Supplied records:

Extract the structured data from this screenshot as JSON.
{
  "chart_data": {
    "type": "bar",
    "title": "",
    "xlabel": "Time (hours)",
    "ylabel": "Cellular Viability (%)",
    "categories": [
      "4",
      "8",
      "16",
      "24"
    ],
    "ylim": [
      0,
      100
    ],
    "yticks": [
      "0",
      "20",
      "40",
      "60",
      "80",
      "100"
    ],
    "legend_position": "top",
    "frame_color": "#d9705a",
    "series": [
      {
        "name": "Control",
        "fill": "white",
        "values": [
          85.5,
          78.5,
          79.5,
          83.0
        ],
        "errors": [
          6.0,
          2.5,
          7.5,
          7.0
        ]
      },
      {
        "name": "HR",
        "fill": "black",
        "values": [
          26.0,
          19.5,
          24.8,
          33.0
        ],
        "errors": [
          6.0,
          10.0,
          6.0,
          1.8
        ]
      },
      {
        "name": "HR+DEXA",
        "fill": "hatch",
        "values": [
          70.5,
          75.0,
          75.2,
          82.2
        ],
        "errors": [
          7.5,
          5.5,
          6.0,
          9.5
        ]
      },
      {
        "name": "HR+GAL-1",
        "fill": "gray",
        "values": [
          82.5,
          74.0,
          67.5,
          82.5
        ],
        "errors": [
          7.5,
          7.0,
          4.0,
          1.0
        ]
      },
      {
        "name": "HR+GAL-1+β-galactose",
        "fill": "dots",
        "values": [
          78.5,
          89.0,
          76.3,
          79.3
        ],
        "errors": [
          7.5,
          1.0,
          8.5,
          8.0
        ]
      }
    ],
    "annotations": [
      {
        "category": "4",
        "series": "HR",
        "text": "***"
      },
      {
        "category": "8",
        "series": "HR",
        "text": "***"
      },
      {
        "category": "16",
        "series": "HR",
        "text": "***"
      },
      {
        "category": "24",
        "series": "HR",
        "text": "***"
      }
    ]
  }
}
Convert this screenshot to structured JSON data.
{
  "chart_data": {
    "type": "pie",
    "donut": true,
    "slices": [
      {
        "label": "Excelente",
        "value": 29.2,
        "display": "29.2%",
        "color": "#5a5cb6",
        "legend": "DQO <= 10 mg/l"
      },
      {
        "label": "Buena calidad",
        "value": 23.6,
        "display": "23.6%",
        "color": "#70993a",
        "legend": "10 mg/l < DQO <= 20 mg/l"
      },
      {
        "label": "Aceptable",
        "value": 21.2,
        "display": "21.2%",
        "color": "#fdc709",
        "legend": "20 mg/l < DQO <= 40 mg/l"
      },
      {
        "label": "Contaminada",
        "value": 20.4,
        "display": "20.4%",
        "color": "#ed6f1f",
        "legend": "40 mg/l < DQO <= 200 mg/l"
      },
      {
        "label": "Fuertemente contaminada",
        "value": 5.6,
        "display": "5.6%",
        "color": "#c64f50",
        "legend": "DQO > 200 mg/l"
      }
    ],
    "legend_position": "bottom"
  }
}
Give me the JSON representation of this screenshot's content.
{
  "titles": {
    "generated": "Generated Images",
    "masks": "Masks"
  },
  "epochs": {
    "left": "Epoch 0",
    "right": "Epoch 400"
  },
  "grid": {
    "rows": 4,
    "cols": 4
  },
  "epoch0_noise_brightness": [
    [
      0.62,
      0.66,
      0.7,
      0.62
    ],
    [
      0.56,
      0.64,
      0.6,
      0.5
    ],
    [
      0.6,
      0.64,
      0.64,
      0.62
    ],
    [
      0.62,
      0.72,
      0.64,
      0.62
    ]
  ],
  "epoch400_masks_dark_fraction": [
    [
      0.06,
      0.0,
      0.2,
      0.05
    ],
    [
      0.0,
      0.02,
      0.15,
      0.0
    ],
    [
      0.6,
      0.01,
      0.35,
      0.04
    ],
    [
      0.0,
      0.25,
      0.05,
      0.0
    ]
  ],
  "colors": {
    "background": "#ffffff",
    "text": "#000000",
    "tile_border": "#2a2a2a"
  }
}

Directions: Every record shown above should be written out again exactly.

Answer for the task:
Extract the structured data from this screenshot as JSON.
{
  "chart_data": {
    "type": "bar",
    "title": "",
    "xlabel": "Time (hours)",
    "ylabel": "Cellular Viability (%)",
    "categories": [
      "4",
      "8",
      "16",
      "24"
    ],
    "ylim": [
      0,
      100
    ],
    "yticks": [
      "0",
      "20",
      "40",
      "60",
      "80",
      "100"
    ],
    "legend_position": "top",
    "frame_color": "#d9705a",
    "series": [
      {
        "name": "Control",
        "fill": "white",
        "values": [
          85.5,
          78.5,
          79.5,
          83.0
        ],
        "errors": [
          6.0,
          2.5,
          7.5,
          7.0
        ]
      },
      {
        "name": "HR",
        "fill": "black",
        "values": [
          26.0,
          19.5,
          24.8,
          33.0
        ],
        "errors": [
          6.0,
          10.0,
          6.0,
          1.8
        ]
      },
      {
        "name": "HR+DEXA",
        "fill": "hatch",
        "values": [
          70.5,
          75.0,
          75.2,
          82.2
        ],
        "errors": [
          7.5,
          5.5,
          6.0,
          9.5
        ]
      },
      {
        "name": "HR+GAL-1",
        "fill": "gray",
        "values": [
          82.5,
          74.0,
          67.5,
          82.5
        ],
        "errors": [
          7.5,
          7.0,
          4.0,
          1.0
        ]
      },
      {
        "name": "HR+GAL-1+β-galactose",
        "fill": "dots",
        "values": [
          78.5,
          89.0,
          76.3,
          79.3
        ],
        "errors": [
          7.5,
          1.0,
          8.5,
          8.0
        ]
      }
    ],
    "annotations": [
      {
        "category": "4",
        "series": "HR",
        "text": "***"
      },
      {
        "category": "8",
        "series": "HR",
        "text": "***"
      },
      {
        "category": "16",
        "series": "HR",
        "text": "***"
      },
      {
        "category": "24",
        "series": "HR",
        "text": "***"
      }
    ]
  }
}
Convert this screenshot to structured JSON data.
{
  "chart_data": {
    "type": "pie",
    "donut": true,
    "slices": [
      {
        "label": "Excelente",
        "value": 29.2,
        "display": "29.2%",
        "color": "#5a5cb6",
        "legend": "DQO <= 10 mg/l"
      },
      {
        "label": "Buena calidad",
        "value": 23.6,
        "display": "23.6%",
        "color": "#70993a",
        "legend": "10 mg/l < DQO <= 20 mg/l"
      },
      {
        "label": "Aceptable",
        "value": 21.2,
        "display": "21.2%",
        "color": "#fdc709",
        "legend": "20 mg/l < DQO <= 40 mg/l"
      },
      {
        "label": "Contaminada",
        "value": 20.4,
        "display": "20.4%",
        "color": "#ed6f1f",
        "legend": "40 mg/l < DQO <= 200 mg/l"
      },
      {
        "label": "Fuertemente contaminada",
        "value": 5.6,
        "display": "5.6%",
        "color": "#c64f50",
        "legend": "DQO > 200 mg/l"
      }
    ],
    "legend_position": "bottom"
  }
}
Give me the JSON representation of this screenshot's content.
{
  "titles": {
    "generated": "Generated Images",
    "masks": "Masks"
  },
  "epochs": {
    "left": "Epoch 0",
    "right": "Epoch 400"
  },
  "grid": {
    "rows": 4,
    "cols": 4
  },
  "epoch0_noise_brightness": [
    [
      0.62,
      0.66,
      0.7,
      0.62
    ],
    [
      0.56,
      0.64,
      0.6,
      0.5
    ],
    [
      0.6,
      0.64,
      0.64,
      0.62
    ],
    [
      0.62,
      0.72,
      0.64,
      0.62
    ]
  ],
  "epoch400_masks_dark_fraction": [
    [
      0.06,
      0.0,
      0.2,
      0.05
    ],
    [
      0.0,
      0.02,
      0.15,
      0.0
    ],
    [
      0.6,
      0.01,
      0.35,
      0.04
    ],
    [
      0.0,
      0.25,
      0.05,
      0.0
    ]
  ],
  "colors": {
    "background": "#ffffff",
    "text": "#000000",
    "tile_border": "#2a2a2a"
  }
}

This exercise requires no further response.